[Start]

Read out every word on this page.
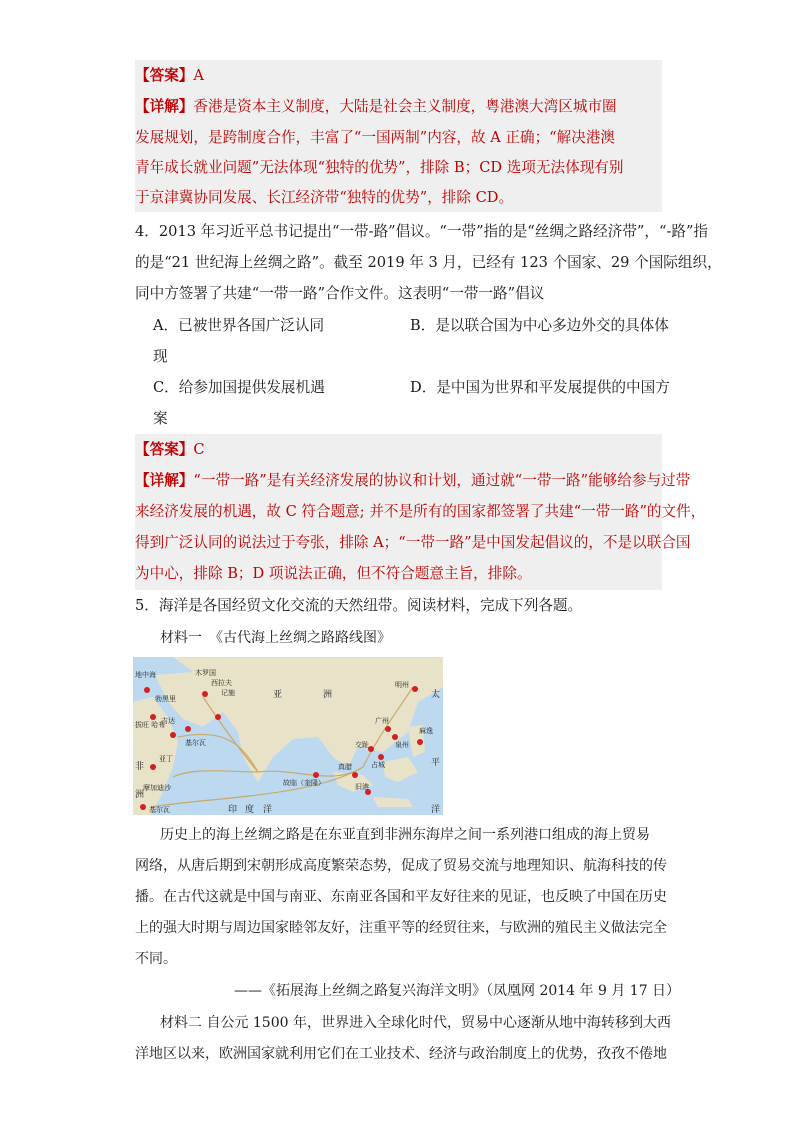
【答案】A
【详解】香港是资本主义制度，大陆是社会主义制度，粤港澳大湾区城市圈
发展规划，是跨制度合作，丰富了“一国两制”内容，故 A 正确；“解决港澳
青年成长就业问题”无法体现“独特的优势”，排除 B；CD 选项无法体现有别
于京津冀协同发展、长江经济带“独特的优势”，排除 CD。
4．2013 年习近平总书记提出“一带-路”倡议。“一带”指的是“丝绸之路经济带”，“-路”指
的是“21 世纪海上丝绸之路”。截至 2019 年 3 月，已经有 123 个国家、29 个国际组织，
同中方签署了共建“一带一路”合作文件。这表明“一带一路”倡议
A．已被世界各国广泛认同	B．是以联合国为中心多边外交的具体体
现
C．给参加国提供发展机遇	D．是中国为世界和平发展提供的中国方
案
【答案】C
【详解】“一带一路”是有关经济发展的协议和计划，通过就“一带一路”能够给参与过带
来经济发展的机遇，故 C 符合题意; 并不是所有的国家都签署了共建“一带一路”的文件，
得到广泛认同的说法过于夸张，排除 A；“一带一路”是中国发起倡议的，不是以联合国
为中心，排除 B；D 项说法正确，但不符合题意主旨，排除。
5．海洋是各国经贸文化交流的天然纽带。阅读材料，完成下列各题。
材料一　《古代海上丝绸之路路线图》
地中海
勃黑里
吉达
拔旺 哈布
木罗国
西拉夫
记施
基尔瓦
亚丁
非
洲
摩加迪沙
基尔瓦
亚	洲
明州
太
广州
泉州
交趾
占城
麻逸
平
故临（奎隆）	旧港
真腊
印 度 洋	洋
历史上的海上丝绸之路是在东亚直到非洲东海岸之间一系列港口组成的海上贸易
网络，从唐后期到宋朝形成高度繁荣态势，促成了贸易交流与地理知识、航海科技的传
播。在古代这就是中国与南亚、东南亚各国和平友好往来的见证，也反映了中国在历史
上的强大时期与周边国家睦邻友好，注重平等的经贸往来，与欧洲的殖民主义做法完全
不同。
——《拓展海上丝绸之路复兴海洋文明》（凤凰网 2014 年 9 月 17 日）
材料二 自公元 1500 年，世界进入全球化时代，贸易中心逐渐从地中海转移到大西
洋地区以来，欧洲国家就利用它们在工业技术、经济与政治制度上的优势，孜孜不倦地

[End]

**WHAT YOU ARE ASKED TO DO**
Of the lines above, how many contain the word "独特的优势"? Provide the number and nothing else.

**SOLUTION BELOW**
2